WHAT TO WORK ON: Copy out all lines of the records in which the word "строку" appears.

━━━━━━━━

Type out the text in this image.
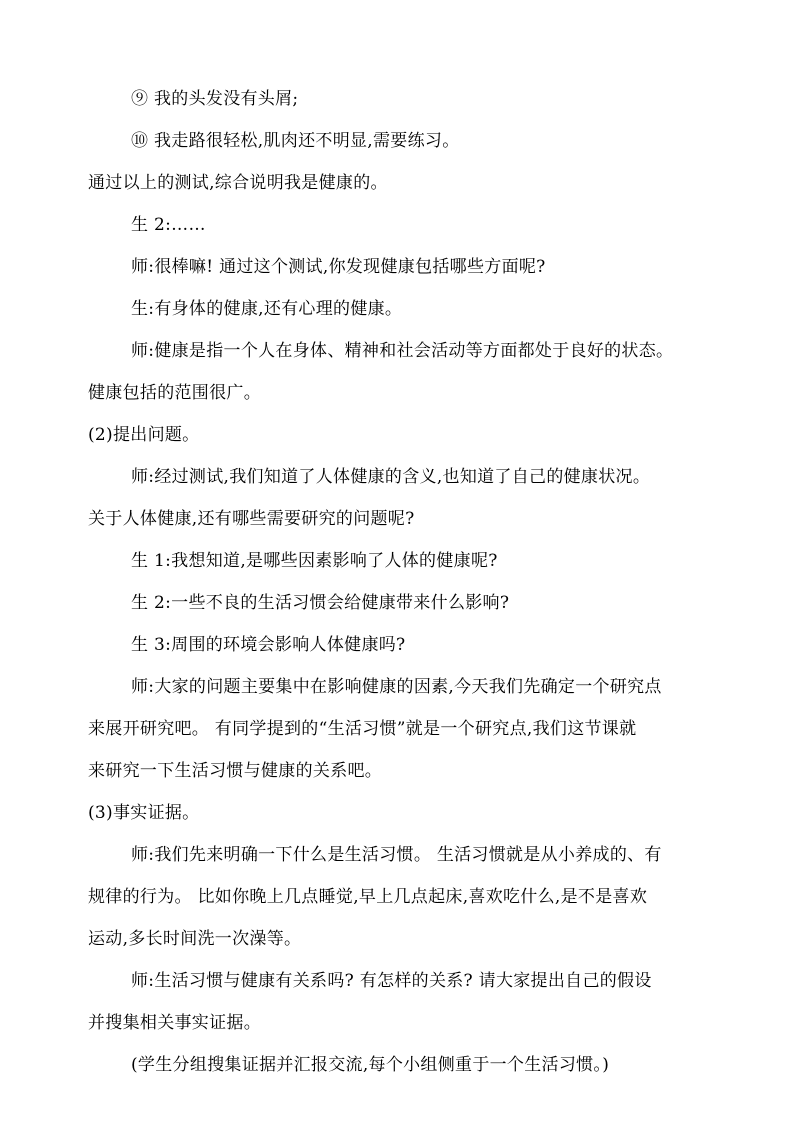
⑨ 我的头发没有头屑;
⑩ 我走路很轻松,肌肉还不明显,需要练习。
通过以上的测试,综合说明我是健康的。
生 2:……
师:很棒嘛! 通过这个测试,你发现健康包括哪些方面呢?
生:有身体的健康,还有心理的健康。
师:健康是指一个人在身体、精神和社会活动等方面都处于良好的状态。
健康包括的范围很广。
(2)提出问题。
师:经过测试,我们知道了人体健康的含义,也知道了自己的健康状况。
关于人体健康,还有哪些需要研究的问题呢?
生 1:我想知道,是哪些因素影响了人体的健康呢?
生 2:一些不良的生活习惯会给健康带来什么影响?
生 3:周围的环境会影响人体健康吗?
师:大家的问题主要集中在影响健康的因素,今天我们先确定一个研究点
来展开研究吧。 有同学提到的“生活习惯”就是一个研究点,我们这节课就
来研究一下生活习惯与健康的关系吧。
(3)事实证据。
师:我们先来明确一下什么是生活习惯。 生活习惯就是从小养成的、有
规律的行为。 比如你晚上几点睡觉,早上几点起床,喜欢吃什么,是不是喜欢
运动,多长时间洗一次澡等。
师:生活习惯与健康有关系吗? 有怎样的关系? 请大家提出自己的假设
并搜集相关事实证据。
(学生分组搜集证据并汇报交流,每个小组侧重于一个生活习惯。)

━━━━━━━━

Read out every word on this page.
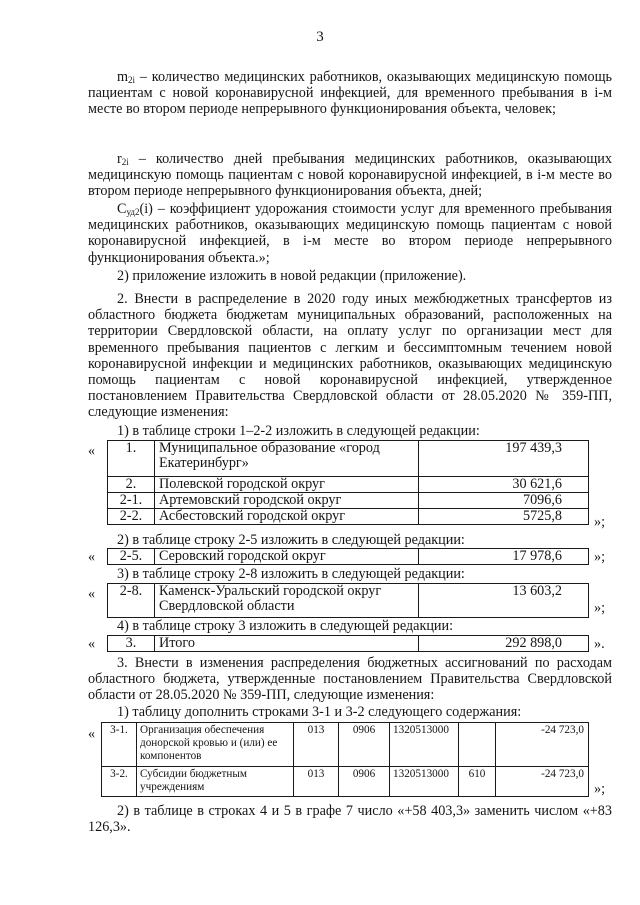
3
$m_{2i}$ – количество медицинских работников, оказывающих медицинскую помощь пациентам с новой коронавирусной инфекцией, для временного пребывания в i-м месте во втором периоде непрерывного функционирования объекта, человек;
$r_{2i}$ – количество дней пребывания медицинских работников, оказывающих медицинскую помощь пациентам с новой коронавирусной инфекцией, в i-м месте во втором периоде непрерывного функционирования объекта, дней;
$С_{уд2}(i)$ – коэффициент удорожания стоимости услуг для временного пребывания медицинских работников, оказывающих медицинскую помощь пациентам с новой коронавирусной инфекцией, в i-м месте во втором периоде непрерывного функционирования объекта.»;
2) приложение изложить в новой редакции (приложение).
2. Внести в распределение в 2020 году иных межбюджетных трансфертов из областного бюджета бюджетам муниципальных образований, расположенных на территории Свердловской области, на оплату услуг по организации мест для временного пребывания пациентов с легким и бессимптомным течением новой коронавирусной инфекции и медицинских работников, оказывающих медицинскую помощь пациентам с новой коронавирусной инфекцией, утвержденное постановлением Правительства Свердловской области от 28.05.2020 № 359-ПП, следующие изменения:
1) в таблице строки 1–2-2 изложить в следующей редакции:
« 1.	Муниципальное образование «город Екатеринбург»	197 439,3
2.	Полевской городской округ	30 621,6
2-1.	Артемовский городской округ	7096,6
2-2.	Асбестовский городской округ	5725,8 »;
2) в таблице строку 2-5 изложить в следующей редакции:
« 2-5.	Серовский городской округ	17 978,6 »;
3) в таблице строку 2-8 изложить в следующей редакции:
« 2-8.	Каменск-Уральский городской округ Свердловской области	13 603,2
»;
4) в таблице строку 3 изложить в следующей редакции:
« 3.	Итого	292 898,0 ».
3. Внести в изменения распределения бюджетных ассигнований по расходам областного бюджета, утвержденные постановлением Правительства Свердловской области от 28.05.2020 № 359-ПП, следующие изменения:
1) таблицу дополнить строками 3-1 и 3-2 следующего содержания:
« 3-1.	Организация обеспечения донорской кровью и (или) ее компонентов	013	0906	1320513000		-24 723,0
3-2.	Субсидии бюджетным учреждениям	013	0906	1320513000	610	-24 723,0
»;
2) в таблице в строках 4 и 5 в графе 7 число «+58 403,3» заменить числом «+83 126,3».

━━━━━━━━

ANSWER BELOW:
2) в таблице строку 2-5 изложить в следующей редакции:
3) в таблице строку 2-8 изложить в следующей редакции:
4) в таблице строку 3 изложить в следующей редакции:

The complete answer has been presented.